*Required task:*
Where the word "Iskop" occurs in a line, return that line.

*Provided data:*
+++
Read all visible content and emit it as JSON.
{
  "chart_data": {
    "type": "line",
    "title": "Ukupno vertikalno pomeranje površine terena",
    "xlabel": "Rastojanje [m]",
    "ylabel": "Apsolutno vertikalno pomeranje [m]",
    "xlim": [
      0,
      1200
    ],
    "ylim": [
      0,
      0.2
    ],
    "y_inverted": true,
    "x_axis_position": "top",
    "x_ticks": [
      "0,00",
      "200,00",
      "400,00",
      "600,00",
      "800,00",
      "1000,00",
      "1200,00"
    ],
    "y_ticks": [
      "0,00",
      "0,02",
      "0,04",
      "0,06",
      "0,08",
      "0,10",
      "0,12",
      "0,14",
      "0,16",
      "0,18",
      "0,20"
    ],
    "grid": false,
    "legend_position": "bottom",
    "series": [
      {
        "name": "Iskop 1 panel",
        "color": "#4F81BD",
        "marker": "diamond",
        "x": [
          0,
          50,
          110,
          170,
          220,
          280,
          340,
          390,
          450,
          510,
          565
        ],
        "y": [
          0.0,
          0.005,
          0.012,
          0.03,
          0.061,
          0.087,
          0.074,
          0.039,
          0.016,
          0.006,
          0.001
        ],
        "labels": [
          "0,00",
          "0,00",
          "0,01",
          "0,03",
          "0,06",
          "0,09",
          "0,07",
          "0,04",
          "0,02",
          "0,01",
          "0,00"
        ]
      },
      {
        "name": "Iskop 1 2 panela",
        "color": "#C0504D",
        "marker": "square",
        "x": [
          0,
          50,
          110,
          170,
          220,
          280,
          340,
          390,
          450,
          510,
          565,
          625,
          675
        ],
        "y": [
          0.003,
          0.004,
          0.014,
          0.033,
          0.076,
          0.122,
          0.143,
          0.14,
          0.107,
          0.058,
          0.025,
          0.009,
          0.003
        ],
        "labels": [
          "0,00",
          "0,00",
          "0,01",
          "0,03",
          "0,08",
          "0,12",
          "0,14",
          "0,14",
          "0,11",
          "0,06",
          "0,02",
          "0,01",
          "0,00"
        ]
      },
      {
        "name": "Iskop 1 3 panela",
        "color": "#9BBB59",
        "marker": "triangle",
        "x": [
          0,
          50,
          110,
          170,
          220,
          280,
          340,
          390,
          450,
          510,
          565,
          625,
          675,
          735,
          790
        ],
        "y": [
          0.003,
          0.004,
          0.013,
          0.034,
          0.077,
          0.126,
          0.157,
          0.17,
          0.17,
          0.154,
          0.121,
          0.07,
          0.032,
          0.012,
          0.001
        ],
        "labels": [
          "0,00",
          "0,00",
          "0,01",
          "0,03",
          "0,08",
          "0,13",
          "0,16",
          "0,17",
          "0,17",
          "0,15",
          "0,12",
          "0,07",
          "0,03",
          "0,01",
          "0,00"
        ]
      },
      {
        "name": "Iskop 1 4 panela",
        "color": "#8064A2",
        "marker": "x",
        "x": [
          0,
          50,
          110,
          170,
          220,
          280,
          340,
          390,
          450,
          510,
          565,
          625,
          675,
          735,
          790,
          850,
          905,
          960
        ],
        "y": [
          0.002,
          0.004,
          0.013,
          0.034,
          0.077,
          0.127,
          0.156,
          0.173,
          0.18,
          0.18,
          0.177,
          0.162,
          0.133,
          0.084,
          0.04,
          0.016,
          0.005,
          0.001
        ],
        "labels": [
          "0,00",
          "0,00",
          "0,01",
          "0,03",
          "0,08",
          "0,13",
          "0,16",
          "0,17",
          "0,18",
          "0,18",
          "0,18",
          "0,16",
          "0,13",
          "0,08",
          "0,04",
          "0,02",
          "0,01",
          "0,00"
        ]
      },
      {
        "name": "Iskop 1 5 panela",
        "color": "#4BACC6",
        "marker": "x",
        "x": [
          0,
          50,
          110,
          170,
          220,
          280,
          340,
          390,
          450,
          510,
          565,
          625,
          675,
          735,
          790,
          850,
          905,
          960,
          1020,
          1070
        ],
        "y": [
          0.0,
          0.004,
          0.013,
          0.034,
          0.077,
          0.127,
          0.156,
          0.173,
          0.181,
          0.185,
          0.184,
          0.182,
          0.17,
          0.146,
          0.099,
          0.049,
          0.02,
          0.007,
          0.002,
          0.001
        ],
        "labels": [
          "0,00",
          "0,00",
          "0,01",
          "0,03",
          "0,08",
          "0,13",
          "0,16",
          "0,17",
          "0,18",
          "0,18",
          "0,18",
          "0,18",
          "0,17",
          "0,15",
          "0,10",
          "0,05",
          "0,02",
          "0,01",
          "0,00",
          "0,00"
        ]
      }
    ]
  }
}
+++
*Exercise output:*
        "name": "Iskop 1 panel",
        "name": "Iskop 1 2 panela",
        "name": "Iskop 1 3 panela",
        "name": "Iskop 1 4 panela",
        "name": "Iskop 1 5 panela",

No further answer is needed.